Introduction

Polymer Light-Emitting Diodes (PLEDs) are currently considered the most prominent candidates for developing new display technologies with good cost-efficiency compromise1,2. The awakening of interest for this field of research have initiated in the discovery of the Poly(p-Phenylene Vinylene) (PPV) light-emitting properties that are a result of both easy processing and mechanical flexibility presented by this material3. In a PLED, electrons and holes are injected into the polymer layer forming self-localized quasiparticles due to the strong mutual interaction between charge and lattice deformations, namely polarons. This carrier species has spin ±1/2 and charge ±e4. Alternatively, bipolarons are generated in PLEDs when the process of injecting charge results in a large concentration of polarons. In this sense, two acoustic polarons with the same charge and antiparallel spins can merge to a bipolaron, that is a spinless charge carrier with charge ±2e4. Recognizably, polarons and bipolarons are the primary structures in playing the role of the charge transport mechanism in conjugated polymers5. They are composite states in which their stability strongly depends on the lattice degrees of freedom. Therefore, determining the relationship between charge transport and morphology is crucial to increasing the charge carrier mobility of PPVs. However, the impact of these features interplay on the PLED performance is still unclear.

So far, the majority of investigations to understand the nature of the charge transport mechanism in PPVs have focused on experiments of time-of-flight (TOF) measurements involving PLEDs and field-effect transistors6,7,8,9,10,11,12,13,14,15. Importantly, some studies have also measured the mobility of charge carriers along isolated PPV chains16. By using the TOF technique, Blom and coworkers have examined the hole transport in PPVs and derivatives as a function of electric field, temperature, frequency, and layer thickness6,7,8,9,17. Their main results show that the dispersive transport of holes governs the charge transport mechanism in these materials. The dispersion in the hole transport is due to mainly structural disorder, rather than to energetic disorder. Moreover, their findings also demonstrate that an enhancement in the space-charge-limited hole current of PPV derivatives may take place at high bias and room temperature due to the carrier density dependence of the hole mobility. As a counterpoint, signatures of non-dispersive hole transport in soluble PPV derivatives were found by also employing TOF measurements18. The results indicate that transport properties depend on both the chemical structures of the polymers and solvents used for film preparation. Depending on the solvent used, PPV films can exhibit either non-dispersive or dispersive transport. Interestingly, these results open channels for controlling the performance of PPV-based devices through careful selection of solvents. From the theoretical standing point, the effect of the interplay between torsional disorder of structural units and the charge transport in PPVs was studied by using a one-dimensional tight-binding approximation19,20. The results reveal that static or dynamic ring torsions only impose temporary restrictions of localization on propagating charge carriers19. Moreover, other theoretical studies have also shown that PPV chains are much more planar structures regarding other polymer species, such as polythiophene20. Since torsion effects have a small impact on the overall carrier dynamics in PPVs, it is essential to elucidating other vital mechanisms that establish the nature of the charge transport in these materials.

Dataset excerpt
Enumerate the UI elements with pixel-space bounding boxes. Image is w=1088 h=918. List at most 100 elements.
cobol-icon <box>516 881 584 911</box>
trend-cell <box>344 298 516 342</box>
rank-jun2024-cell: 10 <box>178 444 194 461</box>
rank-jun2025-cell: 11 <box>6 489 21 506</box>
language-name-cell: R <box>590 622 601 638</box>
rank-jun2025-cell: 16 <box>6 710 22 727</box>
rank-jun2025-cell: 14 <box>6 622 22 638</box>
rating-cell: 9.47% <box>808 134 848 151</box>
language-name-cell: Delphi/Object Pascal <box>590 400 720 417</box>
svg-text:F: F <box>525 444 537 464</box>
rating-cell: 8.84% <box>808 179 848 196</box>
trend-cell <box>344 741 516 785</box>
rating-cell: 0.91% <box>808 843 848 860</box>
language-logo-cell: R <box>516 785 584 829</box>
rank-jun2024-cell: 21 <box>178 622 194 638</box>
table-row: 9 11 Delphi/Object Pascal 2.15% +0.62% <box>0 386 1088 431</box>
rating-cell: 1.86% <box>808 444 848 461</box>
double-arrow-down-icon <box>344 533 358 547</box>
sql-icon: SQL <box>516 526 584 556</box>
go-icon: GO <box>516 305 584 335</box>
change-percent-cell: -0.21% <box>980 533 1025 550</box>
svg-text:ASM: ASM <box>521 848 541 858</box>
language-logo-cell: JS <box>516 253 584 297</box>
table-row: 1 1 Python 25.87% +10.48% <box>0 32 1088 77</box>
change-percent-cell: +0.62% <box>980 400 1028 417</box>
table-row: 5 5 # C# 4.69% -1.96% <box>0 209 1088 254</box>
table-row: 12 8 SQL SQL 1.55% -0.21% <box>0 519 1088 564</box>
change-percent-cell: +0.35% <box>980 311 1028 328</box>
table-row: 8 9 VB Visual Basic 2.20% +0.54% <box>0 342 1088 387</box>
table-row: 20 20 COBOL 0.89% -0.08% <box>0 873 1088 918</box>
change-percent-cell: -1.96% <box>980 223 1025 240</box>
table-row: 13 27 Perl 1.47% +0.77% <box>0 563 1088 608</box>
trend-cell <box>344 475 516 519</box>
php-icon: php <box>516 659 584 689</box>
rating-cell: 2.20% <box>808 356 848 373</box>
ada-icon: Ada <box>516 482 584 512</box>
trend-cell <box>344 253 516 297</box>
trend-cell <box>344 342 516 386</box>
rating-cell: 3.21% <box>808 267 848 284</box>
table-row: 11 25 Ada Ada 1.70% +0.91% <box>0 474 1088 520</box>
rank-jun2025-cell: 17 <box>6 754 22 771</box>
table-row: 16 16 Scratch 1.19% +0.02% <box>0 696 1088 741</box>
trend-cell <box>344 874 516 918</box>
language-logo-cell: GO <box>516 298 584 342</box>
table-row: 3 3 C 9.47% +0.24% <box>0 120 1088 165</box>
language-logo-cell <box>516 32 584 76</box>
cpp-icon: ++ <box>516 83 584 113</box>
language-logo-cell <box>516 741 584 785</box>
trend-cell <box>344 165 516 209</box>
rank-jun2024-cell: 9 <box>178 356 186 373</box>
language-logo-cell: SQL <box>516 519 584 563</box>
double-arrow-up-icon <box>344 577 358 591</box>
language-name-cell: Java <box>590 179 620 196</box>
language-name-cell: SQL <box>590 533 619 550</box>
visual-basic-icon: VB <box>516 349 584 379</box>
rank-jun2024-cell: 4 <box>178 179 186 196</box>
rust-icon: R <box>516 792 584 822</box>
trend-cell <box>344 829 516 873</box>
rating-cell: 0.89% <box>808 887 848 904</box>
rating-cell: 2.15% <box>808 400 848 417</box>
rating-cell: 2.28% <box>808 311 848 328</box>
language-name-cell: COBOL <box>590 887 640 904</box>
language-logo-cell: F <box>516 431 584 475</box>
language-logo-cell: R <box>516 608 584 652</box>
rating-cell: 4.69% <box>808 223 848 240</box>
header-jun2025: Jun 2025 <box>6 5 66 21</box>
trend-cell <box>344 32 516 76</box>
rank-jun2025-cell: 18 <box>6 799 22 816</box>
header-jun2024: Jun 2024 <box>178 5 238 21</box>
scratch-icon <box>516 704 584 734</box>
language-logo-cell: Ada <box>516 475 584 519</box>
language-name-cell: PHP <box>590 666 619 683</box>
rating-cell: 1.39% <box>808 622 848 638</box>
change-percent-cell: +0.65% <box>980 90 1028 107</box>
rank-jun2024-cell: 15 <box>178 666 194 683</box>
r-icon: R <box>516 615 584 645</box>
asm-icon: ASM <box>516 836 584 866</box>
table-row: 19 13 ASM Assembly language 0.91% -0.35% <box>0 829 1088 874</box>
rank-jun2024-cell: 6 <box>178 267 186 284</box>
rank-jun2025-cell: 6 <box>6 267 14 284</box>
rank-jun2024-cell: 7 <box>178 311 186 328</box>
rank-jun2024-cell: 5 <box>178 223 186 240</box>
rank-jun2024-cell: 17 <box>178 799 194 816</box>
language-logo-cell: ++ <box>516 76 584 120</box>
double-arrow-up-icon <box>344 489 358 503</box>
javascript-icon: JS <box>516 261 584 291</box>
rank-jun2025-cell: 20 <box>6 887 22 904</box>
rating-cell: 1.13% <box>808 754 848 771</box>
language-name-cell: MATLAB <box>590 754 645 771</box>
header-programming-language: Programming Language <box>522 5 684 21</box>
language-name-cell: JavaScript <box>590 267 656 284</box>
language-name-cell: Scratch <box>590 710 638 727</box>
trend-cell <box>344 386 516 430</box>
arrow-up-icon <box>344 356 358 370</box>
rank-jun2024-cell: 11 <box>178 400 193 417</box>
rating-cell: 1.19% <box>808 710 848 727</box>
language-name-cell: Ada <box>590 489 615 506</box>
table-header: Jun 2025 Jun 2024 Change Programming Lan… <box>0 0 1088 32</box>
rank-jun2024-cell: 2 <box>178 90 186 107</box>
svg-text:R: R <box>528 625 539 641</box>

> **Objective 1**: According to the introduction on charge transport in PPVs, Blom and coworkers examined hole transport as a function of which variables? List them all.
> **Objective 2**: Write the next part of the introduction on charge transport in PPVs, picking up after its last sentence.

> **Written reply 1**: Electric field, temperature, frequency, and layer thickness.

> **Written reply 2**:
In the present work, we investigate the transport mechanism of polarons and bipolarons in PPVs using a 2D tight-binding Hamiltonian that considers lattice relaxation effects. Our approach defines a set of parameters that model a PPV lattice semi-empirically. The central finding obtained here shows that the loss of conjugation in the lattice activates the transport of charge carriers at isolated chains of this material. This result suggests that charge transport can be improved by tuning the effective conjugation along the PPV chain.

Results

We begin the discussions of our results by presenting the features of charge localization (Fig. 1(a)) as well as related lattices distortions (Fig. 1(b)) for a PPV chain endowed of a polaron and a bipolaron. The left strip in both panels denote the charge and bond-length patterns for a lattice containing a polaron whereas the right strips are referring to the bipolaron case. For the sake of clarity, we show the region in the chain where the charge is localized. In Fig. 1(a) one can note that the charge localization similarly takes place for both charge carriers, in which most of the charge lies in two PPV units. Since bipolarons have twice as much charge than polarons, one can realize stronger signatures of hot colors in the right strip of Fig. 1(a), denoting the formation of a stable bipolaron. In this doubly charged bound state, two polarons merge to form a bipolaron by the overlap of a common lattice distortion, which enhances geometrical relaxation of the bond lengths as illustrates the right strip of Fig. 1(b). Moreover, one can note that the formation of polarons and bipolarons alters the conjugation pattern, i.e. the alternation between σ (red) and π (blue) carbon-carbon bonds as presented in regions with the absence of charge. These signatures for charge localization and local lattice deformations are pieces of evidence that a self-interacting state was formed involving both components.

Figure 1
figure 1

(a) Mean charge density and (b) bond-length for a polaron (left strip) and a bipolaron (right strip) in the ground state arrangement.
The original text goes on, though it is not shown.